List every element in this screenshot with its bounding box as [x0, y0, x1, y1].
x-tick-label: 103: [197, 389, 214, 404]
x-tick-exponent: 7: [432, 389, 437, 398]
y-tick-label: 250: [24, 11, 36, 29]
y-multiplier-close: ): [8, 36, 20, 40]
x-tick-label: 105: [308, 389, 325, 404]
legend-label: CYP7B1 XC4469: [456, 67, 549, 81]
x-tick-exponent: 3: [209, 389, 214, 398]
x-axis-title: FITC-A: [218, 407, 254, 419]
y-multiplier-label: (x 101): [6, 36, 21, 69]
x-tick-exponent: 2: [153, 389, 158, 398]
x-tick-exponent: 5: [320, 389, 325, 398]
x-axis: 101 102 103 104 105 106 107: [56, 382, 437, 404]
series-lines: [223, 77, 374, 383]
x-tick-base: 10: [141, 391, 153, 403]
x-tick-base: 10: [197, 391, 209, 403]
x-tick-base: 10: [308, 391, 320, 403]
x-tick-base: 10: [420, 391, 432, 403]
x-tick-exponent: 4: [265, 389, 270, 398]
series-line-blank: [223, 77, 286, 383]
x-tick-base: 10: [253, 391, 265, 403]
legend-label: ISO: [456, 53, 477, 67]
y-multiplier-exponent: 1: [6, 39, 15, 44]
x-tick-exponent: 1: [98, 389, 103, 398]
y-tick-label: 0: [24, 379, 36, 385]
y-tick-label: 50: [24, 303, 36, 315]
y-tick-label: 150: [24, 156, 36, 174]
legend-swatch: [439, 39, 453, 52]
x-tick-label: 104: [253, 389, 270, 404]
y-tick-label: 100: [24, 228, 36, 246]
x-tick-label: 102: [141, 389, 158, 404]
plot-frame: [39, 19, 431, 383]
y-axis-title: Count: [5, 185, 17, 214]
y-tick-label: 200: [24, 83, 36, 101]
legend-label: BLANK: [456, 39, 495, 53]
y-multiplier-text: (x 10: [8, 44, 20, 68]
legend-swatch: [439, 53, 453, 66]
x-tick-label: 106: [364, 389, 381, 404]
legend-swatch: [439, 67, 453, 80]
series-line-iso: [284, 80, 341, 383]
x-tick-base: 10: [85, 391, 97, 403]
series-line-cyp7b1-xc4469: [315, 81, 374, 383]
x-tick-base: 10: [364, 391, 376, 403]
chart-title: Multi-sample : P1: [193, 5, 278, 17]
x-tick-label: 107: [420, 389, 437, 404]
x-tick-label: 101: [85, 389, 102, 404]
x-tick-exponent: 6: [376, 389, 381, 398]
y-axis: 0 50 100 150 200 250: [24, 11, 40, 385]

---+---

> **Requirements**
Can you write out, character for character, the lines above from the very first one through the line containing "x-axis-title: FITC-A: [218, 407, 254, 419]", including both of those?

> **Result of this exercise**
List every element in this screenshot with its bounding box as [x0, y0, x1, y1].
x-tick-label: 103: [197, 389, 214, 404]
x-tick-exponent: 7: [432, 389, 437, 398]
y-tick-label: 250: [24, 11, 36, 29]
y-multiplier-close: ): [8, 36, 20, 40]
x-tick-label: 105: [308, 389, 325, 404]
legend-label: CYP7B1 XC4469: [456, 67, 549, 81]
x-tick-exponent: 3: [209, 389, 214, 398]
x-axis-title: FITC-A: [218, 407, 254, 419]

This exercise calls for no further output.